**PAGE EXTRACT**
────────────────

This page is part of the web mail archives of SRFI 95 from before July 7th, 2015. The new archives for SRFI 95 contain all messages, not just those from before July 7th, 2015.



 | From: Sven.Hartrumpf@FernUni-Hagen.de
 | Date: Mon, 23 Oct 2006 10:36:56 +0200 (CEST)
 | 
 | Hello.
 | 
 | Thanks Aubrey for drafting a sorting SRFI. Maybe this time (after
 | the withdrawn SRFI-32) we will see such a beast :-)
 | 
 | Three-valued comparison function are more efficient for some data
 | types if many duplicates are present.  I often sort lists of some
 | million strings of average length 20 and many duplicates. I
 | remember that some sort algorithms will test (< a b) and (< b a) in
 | certain constellations for one setting of a and b.

────────────────

**PROVIDED INFORMATION**
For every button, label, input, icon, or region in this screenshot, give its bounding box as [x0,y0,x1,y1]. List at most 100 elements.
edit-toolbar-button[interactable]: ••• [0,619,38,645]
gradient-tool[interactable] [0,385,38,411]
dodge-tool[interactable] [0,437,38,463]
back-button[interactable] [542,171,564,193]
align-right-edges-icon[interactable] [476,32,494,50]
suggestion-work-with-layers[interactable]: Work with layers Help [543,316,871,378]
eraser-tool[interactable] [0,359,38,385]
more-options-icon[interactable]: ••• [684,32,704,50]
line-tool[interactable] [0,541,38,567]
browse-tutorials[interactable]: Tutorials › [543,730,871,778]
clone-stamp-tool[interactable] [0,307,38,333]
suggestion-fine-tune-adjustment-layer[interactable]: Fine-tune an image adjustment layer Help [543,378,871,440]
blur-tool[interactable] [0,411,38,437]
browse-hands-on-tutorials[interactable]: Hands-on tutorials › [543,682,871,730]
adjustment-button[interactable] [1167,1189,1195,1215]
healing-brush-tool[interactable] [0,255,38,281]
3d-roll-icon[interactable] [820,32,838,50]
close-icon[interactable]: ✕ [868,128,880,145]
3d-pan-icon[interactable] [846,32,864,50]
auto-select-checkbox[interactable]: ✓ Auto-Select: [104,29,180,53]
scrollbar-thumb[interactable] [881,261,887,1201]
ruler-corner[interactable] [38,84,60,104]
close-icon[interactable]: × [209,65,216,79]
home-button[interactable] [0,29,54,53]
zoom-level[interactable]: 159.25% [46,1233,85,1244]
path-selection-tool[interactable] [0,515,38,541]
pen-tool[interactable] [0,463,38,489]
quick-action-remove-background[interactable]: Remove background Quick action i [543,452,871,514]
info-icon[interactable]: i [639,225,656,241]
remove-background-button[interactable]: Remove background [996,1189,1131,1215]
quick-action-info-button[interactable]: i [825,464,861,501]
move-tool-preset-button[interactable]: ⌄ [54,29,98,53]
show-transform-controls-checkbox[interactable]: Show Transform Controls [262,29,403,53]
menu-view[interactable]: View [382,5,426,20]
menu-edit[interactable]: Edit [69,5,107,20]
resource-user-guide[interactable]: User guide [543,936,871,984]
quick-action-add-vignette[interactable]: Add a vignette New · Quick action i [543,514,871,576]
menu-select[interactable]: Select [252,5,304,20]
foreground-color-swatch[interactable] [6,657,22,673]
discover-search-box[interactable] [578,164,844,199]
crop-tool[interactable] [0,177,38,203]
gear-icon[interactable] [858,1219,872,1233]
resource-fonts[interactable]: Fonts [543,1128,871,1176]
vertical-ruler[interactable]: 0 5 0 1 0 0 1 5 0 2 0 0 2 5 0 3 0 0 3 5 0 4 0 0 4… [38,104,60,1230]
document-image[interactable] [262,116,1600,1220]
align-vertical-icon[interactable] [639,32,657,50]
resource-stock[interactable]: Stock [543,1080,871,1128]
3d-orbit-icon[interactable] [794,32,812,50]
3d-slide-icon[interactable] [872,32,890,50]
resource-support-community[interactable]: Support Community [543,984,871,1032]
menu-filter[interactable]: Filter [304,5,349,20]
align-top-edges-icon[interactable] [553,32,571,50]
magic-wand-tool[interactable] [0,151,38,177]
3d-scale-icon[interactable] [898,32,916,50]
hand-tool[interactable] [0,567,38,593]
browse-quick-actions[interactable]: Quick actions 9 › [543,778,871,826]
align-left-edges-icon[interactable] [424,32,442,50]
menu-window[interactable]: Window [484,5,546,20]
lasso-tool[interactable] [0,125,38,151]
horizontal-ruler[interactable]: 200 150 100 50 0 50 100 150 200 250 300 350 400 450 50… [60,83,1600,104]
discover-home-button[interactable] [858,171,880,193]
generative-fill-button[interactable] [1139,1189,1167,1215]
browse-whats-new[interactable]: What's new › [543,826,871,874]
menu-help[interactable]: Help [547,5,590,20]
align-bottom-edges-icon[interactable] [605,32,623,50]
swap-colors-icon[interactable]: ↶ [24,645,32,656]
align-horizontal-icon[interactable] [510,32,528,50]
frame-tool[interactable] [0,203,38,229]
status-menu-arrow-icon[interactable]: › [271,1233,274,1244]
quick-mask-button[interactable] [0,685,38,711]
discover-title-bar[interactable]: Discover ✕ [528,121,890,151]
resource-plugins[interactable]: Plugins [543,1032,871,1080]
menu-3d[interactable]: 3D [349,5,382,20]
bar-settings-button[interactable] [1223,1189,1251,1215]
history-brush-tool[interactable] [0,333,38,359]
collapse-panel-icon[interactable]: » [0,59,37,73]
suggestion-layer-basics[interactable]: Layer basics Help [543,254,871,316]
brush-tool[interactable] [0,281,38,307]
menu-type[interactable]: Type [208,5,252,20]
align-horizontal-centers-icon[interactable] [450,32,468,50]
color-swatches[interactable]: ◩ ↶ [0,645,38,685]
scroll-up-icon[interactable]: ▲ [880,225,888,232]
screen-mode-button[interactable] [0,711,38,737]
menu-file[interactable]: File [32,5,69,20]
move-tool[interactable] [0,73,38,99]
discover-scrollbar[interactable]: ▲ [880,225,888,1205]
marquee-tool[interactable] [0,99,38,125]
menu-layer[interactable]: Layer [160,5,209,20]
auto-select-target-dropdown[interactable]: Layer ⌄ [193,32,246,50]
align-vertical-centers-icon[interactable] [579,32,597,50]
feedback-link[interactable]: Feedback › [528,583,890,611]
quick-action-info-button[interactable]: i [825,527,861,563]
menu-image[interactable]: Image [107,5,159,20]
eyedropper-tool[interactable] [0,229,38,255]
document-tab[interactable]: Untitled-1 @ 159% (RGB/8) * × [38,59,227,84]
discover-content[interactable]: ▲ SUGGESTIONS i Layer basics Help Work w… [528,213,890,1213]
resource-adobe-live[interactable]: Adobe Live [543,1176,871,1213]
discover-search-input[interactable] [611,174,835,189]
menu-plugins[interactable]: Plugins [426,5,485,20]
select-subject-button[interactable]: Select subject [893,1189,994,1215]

────────────────

**TASKS TO COMPLETE**
- 1) In the SRFI 95 mail message, rewrite everything from "This page is" down to "10:36:56 +0200 (CEST)" with "archives" replaced by "records".
- 2) Translate this sentence from the SRFI 95 mail message into Spanish: "I often sort lists of some million strings of average length 20 and many duplicates."
- 3) Resume the SRFI 95 mail message, starting after its final sentence.

**ANSWERS TO EACH TASK**
- 1)
This page is part of the web mail records of SRFI 95 from before July 7th, 2015. The new records for SRFI 95 contain all messages, not just those from before July 7th, 2015.



 | From: Sven.Hartrumpf@FernUni-Hagen.de
 | Date: Mon, 23 Oct 2006 10:36:56 +0200 (CEST)

- 2) A menudo ordeno listas de algunos millones de cadenas con una longitud media de 20 y muchos duplicados.

- 3)
But SRFI-95 mandates stable sort algorithms.  I traced the predicate
while (merge-) sorting various lists.

  (sort '(7 6 9 5 4) (lambda (x y) (< (quotient x 4) (quotient y 4))))
  (sort '(7 6 9 5 4) (lambda (x y) (<= (quotient x 4) (quotient y 4))))

There were no extra reversed comparisons.

So 3-way branching offers no improvement in merge-sort; and there is
little reason to use a sorting algorithm with poorer performance.

 | A three-valued comparison function also speeds up other algorithms,
 | e.g. vector-binary-search.

It is also good for sequence comparison.